Rows from a dataset:
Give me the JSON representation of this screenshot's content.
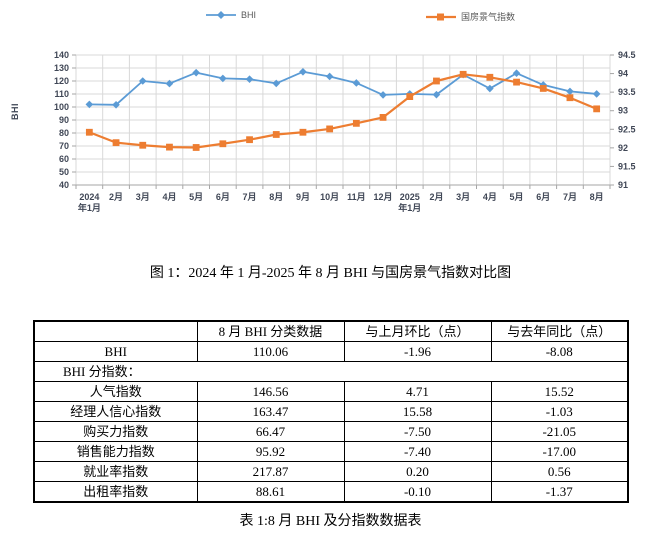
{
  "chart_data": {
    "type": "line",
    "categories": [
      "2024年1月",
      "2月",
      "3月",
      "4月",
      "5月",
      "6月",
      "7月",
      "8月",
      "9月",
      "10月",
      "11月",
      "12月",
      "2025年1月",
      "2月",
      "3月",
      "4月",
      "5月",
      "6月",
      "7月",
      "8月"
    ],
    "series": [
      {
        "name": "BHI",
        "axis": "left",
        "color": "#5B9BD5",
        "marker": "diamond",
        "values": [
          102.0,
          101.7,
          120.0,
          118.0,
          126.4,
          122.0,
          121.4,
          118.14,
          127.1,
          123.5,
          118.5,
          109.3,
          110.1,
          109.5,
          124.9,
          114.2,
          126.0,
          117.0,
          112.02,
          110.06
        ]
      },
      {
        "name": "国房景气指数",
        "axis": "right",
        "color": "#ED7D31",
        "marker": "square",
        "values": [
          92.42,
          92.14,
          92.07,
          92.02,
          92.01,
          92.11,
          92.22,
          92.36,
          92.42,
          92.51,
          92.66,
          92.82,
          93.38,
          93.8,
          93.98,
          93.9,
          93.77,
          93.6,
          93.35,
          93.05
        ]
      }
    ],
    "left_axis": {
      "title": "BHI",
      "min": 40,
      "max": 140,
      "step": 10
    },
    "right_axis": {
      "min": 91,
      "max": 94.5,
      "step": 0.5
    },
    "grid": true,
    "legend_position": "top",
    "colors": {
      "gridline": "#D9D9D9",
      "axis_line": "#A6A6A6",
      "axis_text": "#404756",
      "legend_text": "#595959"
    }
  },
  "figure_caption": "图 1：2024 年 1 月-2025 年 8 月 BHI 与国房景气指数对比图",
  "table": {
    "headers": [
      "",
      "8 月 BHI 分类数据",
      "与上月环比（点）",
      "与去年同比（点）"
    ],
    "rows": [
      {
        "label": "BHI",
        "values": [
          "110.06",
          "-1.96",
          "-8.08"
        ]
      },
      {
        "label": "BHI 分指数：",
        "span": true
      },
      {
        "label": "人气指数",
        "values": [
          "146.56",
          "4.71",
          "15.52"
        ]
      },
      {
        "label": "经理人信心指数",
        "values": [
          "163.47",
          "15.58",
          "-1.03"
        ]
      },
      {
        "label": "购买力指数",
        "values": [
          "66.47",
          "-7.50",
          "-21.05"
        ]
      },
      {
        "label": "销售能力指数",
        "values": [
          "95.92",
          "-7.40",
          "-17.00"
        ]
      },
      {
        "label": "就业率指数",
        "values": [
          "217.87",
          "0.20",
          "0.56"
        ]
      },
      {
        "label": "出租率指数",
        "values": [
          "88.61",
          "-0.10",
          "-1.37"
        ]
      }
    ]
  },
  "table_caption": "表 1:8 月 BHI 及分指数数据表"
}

### Description of the task
The entries above are to be returned exactly, without their pictures.

### Task result
Give me the JSON representation of this screenshot's content.
{
  "chart_data": {
    "type": "line",
    "categories": [
      "2024年1月",
      "2月",
      "3月",
      "4月",
      "5月",
      "6月",
      "7月",
      "8月",
      "9月",
      "10月",
      "11月",
      "12月",
      "2025年1月",
      "2月",
      "3月",
      "4月",
      "5月",
      "6月",
      "7月",
      "8月"
    ],
    "series": [
      {
        "name": "BHI",
        "axis": "left",
        "color": "#5B9BD5",
        "marker": "diamond",
        "values": [
          102.0,
          101.7,
          120.0,
          118.0,
          126.4,
          122.0,
          121.4,
          118.14,
          127.1,
          123.5,
          118.5,
          109.3,
          110.1,
          109.5,
          124.9,
          114.2,
          126.0,
          117.0,
          112.02,
          110.06
        ]
      },
      {
        "name": "国房景气指数",
        "axis": "right",
        "color": "#ED7D31",
        "marker": "square",
        "values": [
          92.42,
          92.14,
          92.07,
          92.02,
          92.01,
          92.11,
          92.22,
          92.36,
          92.42,
          92.51,
          92.66,
          92.82,
          93.38,
          93.8,
          93.98,
          93.9,
          93.77,
          93.6,
          93.35,
          93.05
        ]
      }
    ],
    "left_axis": {
      "title": "BHI",
      "min": 40,
      "max": 140,
      "step": 10
    },
    "right_axis": {
      "min": 91,
      "max": 94.5,
      "step": 0.5
    },
    "grid": true,
    "legend_position": "top",
    "colors": {
      "gridline": "#D9D9D9",
      "axis_line": "#A6A6A6",
      "axis_text": "#404756",
      "legend_text": "#595959"
    }
  },
  "figure_caption": "图 1：2024 年 1 月-2025 年 8 月 BHI 与国房景气指数对比图",
  "table": {
    "headers": [
      "",
      "8 月 BHI 分类数据",
      "与上月环比（点）",
      "与去年同比（点）"
    ],
    "rows": [
      {
        "label": "BHI",
        "values": [
          "110.06",
          "-1.96",
          "-8.08"
        ]
      },
      {
        "label": "BHI 分指数：",
        "span": true
      },
      {
        "label": "人气指数",
        "values": [
          "146.56",
          "4.71",
          "15.52"
        ]
      },
      {
        "label": "经理人信心指数",
        "values": [
          "163.47",
          "15.58",
          "-1.03"
        ]
      },
      {
        "label": "购买力指数",
        "values": [
          "66.47",
          "-7.50",
          "-21.05"
        ]
      },
      {
        "label": "销售能力指数",
        "values": [
          "95.92",
          "-7.40",
          "-17.00"
        ]
      },
      {
        "label": "就业率指数",
        "values": [
          "217.87",
          "0.20",
          "0.56"
        ]
      },
      {
        "label": "出租率指数",
        "values": [
          "88.61",
          "-0.10",
          "-1.37"
        ]
      }
    ]
  },
  "table_caption": "表 1:8 月 BHI 及分指数数据表"
}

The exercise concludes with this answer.